--- PROVIDED RECORDS ---

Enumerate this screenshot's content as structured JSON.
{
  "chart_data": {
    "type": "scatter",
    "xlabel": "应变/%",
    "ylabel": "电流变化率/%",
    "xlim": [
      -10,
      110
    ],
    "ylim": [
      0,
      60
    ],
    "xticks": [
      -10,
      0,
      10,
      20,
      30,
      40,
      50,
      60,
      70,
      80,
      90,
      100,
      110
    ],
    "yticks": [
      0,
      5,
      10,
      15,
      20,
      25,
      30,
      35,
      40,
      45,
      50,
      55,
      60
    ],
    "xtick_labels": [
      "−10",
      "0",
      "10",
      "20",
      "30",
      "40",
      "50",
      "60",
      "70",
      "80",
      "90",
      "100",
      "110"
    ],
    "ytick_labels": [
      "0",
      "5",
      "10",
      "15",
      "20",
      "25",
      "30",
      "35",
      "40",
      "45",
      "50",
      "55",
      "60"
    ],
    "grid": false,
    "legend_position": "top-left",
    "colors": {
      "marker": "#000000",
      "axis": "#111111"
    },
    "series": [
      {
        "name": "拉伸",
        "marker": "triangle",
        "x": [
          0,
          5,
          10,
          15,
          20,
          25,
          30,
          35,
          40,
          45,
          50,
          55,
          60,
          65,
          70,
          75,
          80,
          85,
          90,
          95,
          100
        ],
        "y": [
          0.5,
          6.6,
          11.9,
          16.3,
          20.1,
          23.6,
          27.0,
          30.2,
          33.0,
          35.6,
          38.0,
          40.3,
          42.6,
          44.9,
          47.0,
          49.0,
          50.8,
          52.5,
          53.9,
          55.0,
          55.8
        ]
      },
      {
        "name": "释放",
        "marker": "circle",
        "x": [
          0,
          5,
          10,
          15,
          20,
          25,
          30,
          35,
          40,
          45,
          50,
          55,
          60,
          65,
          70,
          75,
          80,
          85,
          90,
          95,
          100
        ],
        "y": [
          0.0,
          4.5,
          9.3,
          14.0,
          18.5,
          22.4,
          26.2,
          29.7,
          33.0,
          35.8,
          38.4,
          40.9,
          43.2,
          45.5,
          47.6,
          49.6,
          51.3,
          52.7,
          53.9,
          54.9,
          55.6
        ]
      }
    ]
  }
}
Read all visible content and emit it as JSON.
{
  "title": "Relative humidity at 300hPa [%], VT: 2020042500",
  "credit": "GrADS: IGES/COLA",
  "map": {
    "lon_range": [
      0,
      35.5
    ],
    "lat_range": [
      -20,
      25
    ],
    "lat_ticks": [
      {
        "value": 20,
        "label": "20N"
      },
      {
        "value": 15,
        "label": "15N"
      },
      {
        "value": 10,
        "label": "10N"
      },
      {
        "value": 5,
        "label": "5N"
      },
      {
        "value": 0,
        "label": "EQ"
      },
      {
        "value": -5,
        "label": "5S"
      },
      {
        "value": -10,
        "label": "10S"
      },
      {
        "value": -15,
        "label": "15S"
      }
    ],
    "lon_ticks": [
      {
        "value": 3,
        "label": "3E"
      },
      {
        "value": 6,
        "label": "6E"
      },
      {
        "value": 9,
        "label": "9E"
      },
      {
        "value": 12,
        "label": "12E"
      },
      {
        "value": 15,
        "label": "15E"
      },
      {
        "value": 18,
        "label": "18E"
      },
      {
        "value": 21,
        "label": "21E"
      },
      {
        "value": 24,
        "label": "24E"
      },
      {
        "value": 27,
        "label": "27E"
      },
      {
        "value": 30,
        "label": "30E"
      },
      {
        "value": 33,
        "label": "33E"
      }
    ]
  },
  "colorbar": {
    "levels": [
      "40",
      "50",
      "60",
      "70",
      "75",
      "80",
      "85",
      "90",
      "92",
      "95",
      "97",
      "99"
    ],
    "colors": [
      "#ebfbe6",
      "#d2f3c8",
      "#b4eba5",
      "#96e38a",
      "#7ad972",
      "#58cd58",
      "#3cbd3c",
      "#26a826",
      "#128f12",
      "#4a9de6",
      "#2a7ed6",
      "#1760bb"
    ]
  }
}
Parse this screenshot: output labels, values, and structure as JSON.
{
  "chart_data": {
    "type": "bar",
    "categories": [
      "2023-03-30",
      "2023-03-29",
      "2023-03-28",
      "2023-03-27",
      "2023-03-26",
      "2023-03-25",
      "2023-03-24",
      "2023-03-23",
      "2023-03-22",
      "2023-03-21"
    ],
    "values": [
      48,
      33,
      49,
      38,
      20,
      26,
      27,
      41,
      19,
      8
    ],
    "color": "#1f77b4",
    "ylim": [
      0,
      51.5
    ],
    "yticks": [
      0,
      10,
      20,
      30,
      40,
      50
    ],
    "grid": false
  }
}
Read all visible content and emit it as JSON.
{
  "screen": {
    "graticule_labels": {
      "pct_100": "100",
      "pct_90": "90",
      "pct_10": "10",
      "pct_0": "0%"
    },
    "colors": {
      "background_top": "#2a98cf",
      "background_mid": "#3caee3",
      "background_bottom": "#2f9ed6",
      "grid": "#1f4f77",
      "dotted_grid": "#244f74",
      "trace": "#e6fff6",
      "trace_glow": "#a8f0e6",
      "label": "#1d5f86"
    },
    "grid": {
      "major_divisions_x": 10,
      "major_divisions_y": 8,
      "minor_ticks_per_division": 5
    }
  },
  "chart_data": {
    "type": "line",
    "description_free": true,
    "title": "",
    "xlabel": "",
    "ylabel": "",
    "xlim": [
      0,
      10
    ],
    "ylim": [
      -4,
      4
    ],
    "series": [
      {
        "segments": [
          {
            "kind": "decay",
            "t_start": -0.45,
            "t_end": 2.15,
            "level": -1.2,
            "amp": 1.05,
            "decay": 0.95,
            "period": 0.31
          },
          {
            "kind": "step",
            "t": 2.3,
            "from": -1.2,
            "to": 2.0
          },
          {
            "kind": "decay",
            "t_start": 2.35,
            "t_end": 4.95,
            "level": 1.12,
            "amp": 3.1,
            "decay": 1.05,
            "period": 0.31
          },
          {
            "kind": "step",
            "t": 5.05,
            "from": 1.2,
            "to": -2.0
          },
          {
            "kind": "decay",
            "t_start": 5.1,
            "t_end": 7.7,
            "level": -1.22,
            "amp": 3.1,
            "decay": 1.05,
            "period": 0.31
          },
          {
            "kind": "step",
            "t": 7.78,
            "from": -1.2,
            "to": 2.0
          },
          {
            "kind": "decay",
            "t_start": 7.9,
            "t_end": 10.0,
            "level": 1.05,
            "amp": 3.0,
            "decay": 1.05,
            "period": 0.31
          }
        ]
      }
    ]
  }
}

--- AIM OF THE EXERCISE ---
Find every line in the records above that contains the word "this", and copy each one.

--- SOLUTION TO THE EXERCISE ---
Enumerate this screenshot's content as structured JSON.
Parse this screenshot: output labels, values, and structure as JSON.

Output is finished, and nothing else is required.